Entries supplied:
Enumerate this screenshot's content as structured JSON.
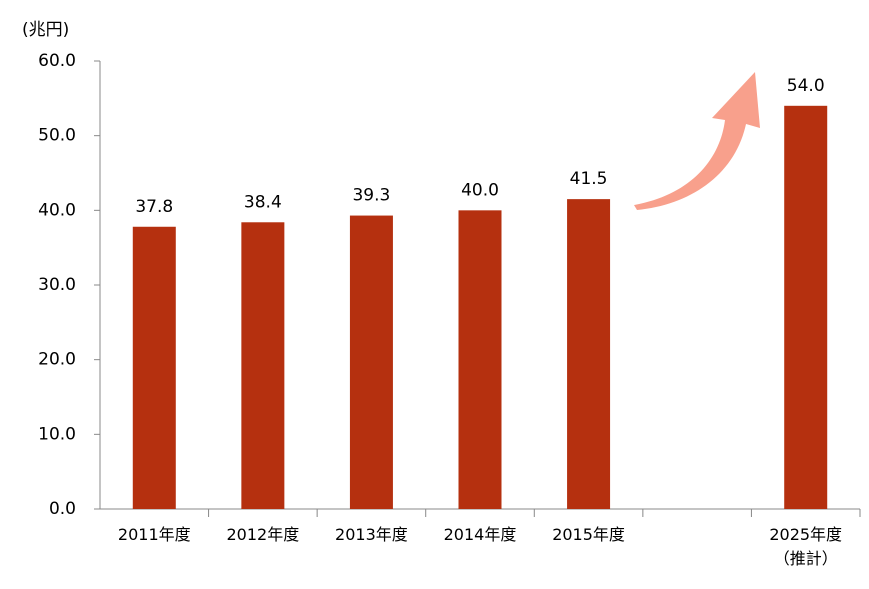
{
  "chart_data": {
    "type": "bar",
    "y_axis_label": "(兆円)",
    "categories": [
      "2011年度",
      "2012年度",
      "2013年度",
      "2014年度",
      "2015年度",
      null,
      "2025年度\n（推計）"
    ],
    "values": [
      37.8,
      38.4,
      39.3,
      40.0,
      41.5,
      null,
      54.0
    ],
    "value_labels": [
      "37.8",
      "38.4",
      "39.3",
      "40.0",
      "41.5",
      null,
      "54.0"
    ],
    "color": "#b5300f",
    "ylim": [
      0,
      60
    ],
    "yticks": [
      {
        "value": 0,
        "label": "0.0"
      },
      {
        "value": 10,
        "label": "10.0"
      },
      {
        "value": 20,
        "label": "20.0"
      },
      {
        "value": 30,
        "label": "30.0"
      },
      {
        "value": 40,
        "label": "40.0"
      },
      {
        "value": 50,
        "label": "50.0"
      },
      {
        "value": 60,
        "label": "60.0"
      }
    ],
    "grid": false
  }
}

Task directions: Every line above should be returned word for word, with the pictures left behind.

Solution for this task:
Enumerate this screenshot's content as structured JSON.
{
  "chart_data": {
    "type": "bar",
    "y_axis_label": "(兆円)",
    "categories": [
      "2011年度",
      "2012年度",
      "2013年度",
      "2014年度",
      "2015年度",
      null,
      "2025年度\n（推計）"
    ],
    "values": [
      37.8,
      38.4,
      39.3,
      40.0,
      41.5,
      null,
      54.0
    ],
    "value_labels": [
      "37.8",
      "38.4",
      "39.3",
      "40.0",
      "41.5",
      null,
      "54.0"
    ],
    "color": "#b5300f",
    "ylim": [
      0,
      60
    ],
    "yticks": [
      {
        "value": 0,
        "label": "0.0"
      },
      {
        "value": 10,
        "label": "10.0"
      },
      {
        "value": 20,
        "label": "20.0"
      },
      {
        "value": 30,
        "label": "30.0"
      },
      {
        "value": 40,
        "label": "40.0"
      },
      {
        "value": 50,
        "label": "50.0"
      },
      {
        "value": 60,
        "label": "60.0"
      }
    ],
    "grid": false
  }
}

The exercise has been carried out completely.